##### Recorded data #####

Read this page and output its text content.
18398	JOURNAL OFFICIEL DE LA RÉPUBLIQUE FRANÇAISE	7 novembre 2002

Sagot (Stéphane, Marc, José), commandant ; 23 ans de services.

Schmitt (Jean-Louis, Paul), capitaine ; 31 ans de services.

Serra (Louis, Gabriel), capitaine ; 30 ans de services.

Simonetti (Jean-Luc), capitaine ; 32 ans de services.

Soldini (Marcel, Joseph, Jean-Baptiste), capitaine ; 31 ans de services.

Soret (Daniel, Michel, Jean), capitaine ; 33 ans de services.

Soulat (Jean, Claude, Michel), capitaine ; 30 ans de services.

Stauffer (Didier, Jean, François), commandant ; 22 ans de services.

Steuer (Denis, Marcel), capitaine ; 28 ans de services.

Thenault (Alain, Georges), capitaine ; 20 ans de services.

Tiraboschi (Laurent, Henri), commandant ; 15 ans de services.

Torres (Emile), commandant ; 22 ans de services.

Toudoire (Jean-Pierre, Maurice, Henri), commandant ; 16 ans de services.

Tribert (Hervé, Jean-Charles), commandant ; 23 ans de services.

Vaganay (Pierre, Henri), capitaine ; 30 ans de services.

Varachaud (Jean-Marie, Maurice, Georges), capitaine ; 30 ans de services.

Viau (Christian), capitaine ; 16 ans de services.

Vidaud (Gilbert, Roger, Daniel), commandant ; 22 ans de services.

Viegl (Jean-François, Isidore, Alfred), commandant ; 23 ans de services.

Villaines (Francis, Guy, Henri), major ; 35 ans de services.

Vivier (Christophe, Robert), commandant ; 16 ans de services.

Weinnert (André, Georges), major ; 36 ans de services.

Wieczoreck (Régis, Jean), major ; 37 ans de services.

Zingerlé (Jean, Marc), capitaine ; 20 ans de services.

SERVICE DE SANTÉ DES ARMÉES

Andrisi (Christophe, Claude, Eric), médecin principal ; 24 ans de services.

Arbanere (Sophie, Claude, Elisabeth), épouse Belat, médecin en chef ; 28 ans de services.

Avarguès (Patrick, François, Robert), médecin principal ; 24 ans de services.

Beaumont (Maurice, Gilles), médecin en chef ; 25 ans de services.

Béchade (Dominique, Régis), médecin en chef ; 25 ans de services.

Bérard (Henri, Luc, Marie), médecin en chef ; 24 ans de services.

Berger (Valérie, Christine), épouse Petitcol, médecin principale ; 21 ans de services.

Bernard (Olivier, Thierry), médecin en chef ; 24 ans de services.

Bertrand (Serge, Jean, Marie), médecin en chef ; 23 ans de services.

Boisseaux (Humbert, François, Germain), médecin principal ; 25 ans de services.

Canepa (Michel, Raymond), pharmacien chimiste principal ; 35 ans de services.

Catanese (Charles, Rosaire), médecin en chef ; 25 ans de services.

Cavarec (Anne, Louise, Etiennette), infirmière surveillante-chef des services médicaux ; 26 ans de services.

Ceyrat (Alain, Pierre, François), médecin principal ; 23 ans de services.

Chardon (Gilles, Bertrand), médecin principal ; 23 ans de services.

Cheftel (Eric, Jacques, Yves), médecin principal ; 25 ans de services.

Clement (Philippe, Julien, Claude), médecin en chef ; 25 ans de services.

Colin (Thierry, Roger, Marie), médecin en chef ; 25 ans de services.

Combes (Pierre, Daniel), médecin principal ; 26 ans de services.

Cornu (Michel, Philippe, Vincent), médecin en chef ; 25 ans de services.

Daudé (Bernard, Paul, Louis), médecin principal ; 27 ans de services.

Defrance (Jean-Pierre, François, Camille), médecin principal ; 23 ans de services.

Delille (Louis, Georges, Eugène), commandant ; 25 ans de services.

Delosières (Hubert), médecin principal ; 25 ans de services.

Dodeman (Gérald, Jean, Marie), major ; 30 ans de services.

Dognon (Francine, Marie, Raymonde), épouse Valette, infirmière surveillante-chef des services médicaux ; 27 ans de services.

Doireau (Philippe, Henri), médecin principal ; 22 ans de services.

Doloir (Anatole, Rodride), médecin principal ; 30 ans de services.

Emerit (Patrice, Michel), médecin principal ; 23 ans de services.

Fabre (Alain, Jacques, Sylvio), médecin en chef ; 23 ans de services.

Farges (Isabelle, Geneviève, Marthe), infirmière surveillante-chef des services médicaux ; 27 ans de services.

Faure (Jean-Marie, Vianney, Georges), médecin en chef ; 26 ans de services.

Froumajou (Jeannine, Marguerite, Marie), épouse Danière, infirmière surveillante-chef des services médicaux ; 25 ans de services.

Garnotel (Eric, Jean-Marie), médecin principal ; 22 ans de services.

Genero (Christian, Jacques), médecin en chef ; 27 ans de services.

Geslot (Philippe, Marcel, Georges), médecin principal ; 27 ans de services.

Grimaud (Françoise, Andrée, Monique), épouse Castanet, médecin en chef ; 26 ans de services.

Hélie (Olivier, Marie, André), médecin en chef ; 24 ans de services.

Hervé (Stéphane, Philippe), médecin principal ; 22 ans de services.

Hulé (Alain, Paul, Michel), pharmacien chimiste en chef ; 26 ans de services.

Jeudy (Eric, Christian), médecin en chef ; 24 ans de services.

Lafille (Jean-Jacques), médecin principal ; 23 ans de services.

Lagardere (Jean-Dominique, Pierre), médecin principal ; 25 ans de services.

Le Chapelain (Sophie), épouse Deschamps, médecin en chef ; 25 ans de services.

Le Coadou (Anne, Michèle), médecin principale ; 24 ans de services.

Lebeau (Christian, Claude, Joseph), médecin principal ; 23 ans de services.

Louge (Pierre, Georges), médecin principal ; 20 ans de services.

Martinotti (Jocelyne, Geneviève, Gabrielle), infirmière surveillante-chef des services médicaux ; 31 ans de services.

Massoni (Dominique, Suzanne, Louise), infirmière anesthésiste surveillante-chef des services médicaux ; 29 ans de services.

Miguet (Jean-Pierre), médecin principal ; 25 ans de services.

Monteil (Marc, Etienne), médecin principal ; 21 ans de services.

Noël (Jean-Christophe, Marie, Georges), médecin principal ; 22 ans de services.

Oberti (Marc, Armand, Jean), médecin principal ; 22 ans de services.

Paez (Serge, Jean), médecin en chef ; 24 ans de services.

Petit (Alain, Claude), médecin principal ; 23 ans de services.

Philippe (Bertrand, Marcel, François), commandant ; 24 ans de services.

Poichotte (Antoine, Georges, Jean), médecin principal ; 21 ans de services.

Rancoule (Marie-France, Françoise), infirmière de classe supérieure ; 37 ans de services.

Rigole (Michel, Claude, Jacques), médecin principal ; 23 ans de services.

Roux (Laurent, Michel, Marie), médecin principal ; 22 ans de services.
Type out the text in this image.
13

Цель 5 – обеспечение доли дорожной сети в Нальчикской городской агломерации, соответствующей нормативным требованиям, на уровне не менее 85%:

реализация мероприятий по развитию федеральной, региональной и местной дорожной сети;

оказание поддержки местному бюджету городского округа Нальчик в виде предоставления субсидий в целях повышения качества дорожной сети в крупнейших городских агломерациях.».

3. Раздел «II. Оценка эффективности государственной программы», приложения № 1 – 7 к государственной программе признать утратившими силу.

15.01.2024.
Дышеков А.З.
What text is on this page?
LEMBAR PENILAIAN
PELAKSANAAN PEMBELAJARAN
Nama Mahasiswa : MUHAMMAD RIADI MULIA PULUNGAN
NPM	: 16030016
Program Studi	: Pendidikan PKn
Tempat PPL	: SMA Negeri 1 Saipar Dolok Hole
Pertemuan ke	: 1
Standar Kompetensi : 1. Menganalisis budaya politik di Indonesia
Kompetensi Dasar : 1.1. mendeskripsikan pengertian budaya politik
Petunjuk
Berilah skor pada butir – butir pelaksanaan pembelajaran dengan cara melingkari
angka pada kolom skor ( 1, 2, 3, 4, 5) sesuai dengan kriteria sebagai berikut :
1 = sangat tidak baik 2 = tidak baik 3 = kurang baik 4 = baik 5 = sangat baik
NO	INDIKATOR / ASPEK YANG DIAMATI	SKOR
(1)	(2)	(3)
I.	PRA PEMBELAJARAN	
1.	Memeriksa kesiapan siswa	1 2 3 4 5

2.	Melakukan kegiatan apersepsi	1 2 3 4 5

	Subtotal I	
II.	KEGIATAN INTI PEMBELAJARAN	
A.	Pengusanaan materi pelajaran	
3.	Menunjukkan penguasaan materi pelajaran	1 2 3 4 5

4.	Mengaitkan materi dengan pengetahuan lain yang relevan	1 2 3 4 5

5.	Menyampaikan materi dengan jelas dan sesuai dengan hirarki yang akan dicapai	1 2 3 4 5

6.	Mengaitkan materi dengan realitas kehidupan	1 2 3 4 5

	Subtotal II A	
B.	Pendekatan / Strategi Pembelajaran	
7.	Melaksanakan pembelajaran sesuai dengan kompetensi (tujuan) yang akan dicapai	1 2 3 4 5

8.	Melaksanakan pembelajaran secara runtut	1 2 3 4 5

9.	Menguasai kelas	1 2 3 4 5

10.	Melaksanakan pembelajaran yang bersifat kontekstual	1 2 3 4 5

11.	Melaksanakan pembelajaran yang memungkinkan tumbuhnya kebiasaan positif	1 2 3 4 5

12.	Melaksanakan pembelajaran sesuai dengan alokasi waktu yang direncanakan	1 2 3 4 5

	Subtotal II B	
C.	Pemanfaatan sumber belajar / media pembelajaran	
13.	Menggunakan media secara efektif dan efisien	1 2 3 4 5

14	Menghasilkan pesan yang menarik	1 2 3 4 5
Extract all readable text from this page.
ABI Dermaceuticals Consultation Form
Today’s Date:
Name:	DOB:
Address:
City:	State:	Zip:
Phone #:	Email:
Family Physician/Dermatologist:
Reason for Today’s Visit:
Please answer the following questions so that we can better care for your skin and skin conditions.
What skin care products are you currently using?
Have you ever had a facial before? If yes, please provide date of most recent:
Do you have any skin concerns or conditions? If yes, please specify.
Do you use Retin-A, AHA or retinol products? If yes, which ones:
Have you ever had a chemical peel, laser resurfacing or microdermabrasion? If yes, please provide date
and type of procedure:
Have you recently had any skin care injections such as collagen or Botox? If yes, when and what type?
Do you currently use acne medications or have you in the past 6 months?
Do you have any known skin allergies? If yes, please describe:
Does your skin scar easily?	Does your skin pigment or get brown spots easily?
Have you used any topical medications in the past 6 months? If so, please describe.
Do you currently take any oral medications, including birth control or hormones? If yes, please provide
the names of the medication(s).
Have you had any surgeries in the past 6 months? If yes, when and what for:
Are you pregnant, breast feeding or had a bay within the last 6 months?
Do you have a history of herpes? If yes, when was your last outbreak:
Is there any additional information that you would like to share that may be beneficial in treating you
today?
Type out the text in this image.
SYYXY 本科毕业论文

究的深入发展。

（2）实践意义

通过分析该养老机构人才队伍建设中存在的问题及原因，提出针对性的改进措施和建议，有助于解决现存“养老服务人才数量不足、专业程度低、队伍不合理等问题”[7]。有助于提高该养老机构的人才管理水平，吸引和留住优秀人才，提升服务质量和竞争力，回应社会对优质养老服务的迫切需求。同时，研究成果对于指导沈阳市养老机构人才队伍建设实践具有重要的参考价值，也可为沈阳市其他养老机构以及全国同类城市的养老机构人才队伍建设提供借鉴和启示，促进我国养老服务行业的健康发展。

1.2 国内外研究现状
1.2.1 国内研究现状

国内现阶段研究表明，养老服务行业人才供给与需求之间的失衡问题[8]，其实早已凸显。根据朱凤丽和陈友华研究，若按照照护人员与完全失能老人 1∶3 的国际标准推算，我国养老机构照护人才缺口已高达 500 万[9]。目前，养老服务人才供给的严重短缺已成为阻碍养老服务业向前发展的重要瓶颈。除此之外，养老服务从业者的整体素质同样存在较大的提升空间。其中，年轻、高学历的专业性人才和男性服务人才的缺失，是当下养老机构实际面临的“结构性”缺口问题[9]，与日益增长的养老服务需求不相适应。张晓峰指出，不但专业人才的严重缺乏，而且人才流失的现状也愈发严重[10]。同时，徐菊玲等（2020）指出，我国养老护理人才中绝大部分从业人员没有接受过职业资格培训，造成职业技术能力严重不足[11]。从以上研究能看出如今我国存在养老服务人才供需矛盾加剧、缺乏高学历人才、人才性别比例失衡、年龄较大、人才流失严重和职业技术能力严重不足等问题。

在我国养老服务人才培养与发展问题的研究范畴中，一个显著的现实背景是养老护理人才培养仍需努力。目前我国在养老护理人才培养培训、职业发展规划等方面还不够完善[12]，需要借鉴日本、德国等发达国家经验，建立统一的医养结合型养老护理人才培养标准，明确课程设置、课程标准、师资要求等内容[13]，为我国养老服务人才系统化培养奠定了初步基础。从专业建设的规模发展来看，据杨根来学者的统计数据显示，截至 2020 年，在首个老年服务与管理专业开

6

#####

* **Brief**
Which lines include "Henri"? Copy each of them out.

* **Output**
Tiraboschi (Laurent, Henri), commandant ; 15 ans de services.
Toudoire (Jean-Pierre, Maurice, Henri), commandant ; 16 ans de services.
Vaganay (Pierre, Henri), capitaine ; 30 ans de services.
Villaines (Francis, Guy, Henri), major ; 35 ans de services.
Bérard (Henri, Luc, Marie), médecin en chef ; 24 ans de services.
Doireau (Philippe, Henri), médecin principal ; 22 ans de services.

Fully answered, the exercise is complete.